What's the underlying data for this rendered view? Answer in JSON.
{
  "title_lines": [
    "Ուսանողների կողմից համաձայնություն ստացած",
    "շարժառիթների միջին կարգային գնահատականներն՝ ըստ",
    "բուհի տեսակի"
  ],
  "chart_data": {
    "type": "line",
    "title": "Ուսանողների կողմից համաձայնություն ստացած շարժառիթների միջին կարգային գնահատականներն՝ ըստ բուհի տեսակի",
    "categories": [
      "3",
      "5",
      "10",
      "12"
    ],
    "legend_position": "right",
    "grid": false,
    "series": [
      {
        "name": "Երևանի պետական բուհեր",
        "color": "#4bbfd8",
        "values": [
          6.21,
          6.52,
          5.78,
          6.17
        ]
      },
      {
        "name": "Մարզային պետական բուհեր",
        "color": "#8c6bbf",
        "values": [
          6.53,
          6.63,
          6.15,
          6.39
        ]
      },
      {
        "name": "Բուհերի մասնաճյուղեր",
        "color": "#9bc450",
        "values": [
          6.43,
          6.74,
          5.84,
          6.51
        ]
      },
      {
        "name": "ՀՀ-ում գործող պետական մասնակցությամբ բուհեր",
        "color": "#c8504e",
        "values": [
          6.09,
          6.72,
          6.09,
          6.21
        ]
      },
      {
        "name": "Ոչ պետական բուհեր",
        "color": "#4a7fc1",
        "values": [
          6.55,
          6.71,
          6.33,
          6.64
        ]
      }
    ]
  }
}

- - -

**Exercise prompt**
Copy all of the material word for word.

**Written answer**
What's the underlying data for this rendered view? Answer in JSON.
{
  "title_lines": [
    "Ուսանողների կողմից համաձայնություն ստացած",
    "շարժառիթների միջին կարգային գնահատականներն՝ ըստ",
    "բուհի տեսակի"
  ],
  "chart_data": {
    "type": "line",
    "title": "Ուսանողների կողմից համաձայնություն ստացած շարժառիթների միջին կարգային գնահատականներն՝ ըստ բուհի տեսակի",
    "categories": [
      "3",
      "5",
      "10",
      "12"
    ],
    "legend_position": "right",
    "grid": false,
    "series": [
      {
        "name": "Երևանի պետական բուհեր",
        "color": "#4bbfd8",
        "values": [
          6.21,
          6.52,
          5.78,
          6.17
        ]
      },
      {
        "name": "Մարզային պետական բուհեր",
        "color": "#8c6bbf",
        "values": [
          6.53,
          6.63,
          6.15,
          6.39
        ]
      },
      {
        "name": "Բուհերի մասնաճյուղեր",
        "color": "#9bc450",
        "values": [
          6.43,
          6.74,
          5.84,
          6.51
        ]
      },
      {
        "name": "ՀՀ-ում գործող պետական մասնակցությամբ բուհեր",
        "color": "#c8504e",
        "values": [
          6.09,
          6.72,
          6.09,
          6.21
        ]
      },
      {
        "name": "Ոչ պետական բուհեր",
        "color": "#4a7fc1",
        "values": [
          6.55,
          6.71,
          6.33,
          6.64
        ]
      }
    ]
  }
}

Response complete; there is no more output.